## Aim of the task:
The data follows this line. Copy verbatim the line with "Output a JSON" and each line after it to the end.
START Data records
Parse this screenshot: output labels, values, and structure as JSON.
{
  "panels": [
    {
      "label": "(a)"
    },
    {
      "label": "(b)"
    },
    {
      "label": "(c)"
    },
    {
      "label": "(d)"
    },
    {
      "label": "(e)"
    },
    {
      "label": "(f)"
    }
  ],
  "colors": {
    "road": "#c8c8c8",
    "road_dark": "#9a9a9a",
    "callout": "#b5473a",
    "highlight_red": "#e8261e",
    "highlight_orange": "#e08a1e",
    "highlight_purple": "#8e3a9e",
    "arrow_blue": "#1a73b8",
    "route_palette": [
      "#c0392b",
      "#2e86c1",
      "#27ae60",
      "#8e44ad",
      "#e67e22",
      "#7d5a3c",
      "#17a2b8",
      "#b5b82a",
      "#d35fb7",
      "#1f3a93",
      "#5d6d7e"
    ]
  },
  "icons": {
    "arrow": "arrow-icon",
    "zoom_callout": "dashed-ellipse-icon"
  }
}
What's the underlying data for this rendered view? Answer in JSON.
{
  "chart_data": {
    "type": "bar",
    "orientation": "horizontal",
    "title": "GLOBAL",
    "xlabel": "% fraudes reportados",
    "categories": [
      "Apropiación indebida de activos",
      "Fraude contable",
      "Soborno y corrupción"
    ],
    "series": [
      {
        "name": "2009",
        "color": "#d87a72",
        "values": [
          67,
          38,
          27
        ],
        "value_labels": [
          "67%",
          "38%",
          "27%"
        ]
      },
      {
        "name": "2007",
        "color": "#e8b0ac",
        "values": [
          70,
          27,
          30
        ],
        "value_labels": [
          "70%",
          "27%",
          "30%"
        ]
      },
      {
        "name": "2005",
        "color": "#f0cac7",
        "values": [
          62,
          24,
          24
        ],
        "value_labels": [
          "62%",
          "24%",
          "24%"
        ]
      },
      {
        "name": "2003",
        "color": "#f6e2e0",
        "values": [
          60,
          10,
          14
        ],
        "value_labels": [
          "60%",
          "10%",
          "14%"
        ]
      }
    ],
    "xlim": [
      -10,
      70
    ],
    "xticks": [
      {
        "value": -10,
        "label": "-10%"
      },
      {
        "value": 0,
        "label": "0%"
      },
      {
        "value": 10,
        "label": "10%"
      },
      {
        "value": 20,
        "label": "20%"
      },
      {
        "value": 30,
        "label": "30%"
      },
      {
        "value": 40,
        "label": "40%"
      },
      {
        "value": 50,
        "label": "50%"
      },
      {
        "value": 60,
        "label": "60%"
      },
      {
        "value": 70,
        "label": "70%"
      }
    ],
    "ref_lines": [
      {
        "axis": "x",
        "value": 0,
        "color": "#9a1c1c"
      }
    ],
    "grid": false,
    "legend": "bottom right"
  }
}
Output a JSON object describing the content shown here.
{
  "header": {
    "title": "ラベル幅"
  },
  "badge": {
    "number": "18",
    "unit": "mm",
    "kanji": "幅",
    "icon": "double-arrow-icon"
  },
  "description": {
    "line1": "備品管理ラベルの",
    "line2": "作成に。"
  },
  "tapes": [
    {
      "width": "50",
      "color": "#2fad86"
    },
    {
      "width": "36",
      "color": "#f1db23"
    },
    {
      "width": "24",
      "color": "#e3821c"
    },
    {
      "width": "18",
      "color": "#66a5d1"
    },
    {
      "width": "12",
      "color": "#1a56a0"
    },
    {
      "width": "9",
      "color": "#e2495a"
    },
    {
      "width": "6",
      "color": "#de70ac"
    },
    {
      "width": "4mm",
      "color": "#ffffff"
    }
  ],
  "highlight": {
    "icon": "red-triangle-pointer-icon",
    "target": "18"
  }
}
END Data records
## Correct output:
Output a JSON object describing the content shown here.
{
  "header": {
    "title": "ラベル幅"
  },
  "badge": {
    "number": "18",
    "unit": "mm",
    "kanji": "幅",
    "icon": "double-arrow-icon"
  },
  "description": {
    "line1": "備品管理ラベルの",
    "line2": "作成に。"
  },
  "tapes": [
    {
      "width": "50",
      "color": "#2fad86"
    },
    {
      "width": "36",
      "color": "#f1db23"
    },
    {
      "width": "24",
      "color": "#e3821c"
    },
    {
      "width": "18",
      "color": "#66a5d1"
    },
    {
      "width": "12",
      "color": "#1a56a0"
    },
    {
      "width": "9",
      "color": "#e2495a"
    },
    {
      "width": "6",
      "color": "#de70ac"
    },
    {
      "width": "4mm",
      "color": "#ffffff"
    }
  ],
  "highlight": {
    "icon": "red-triangle-pointer-icon",
    "target": "18"
  }
}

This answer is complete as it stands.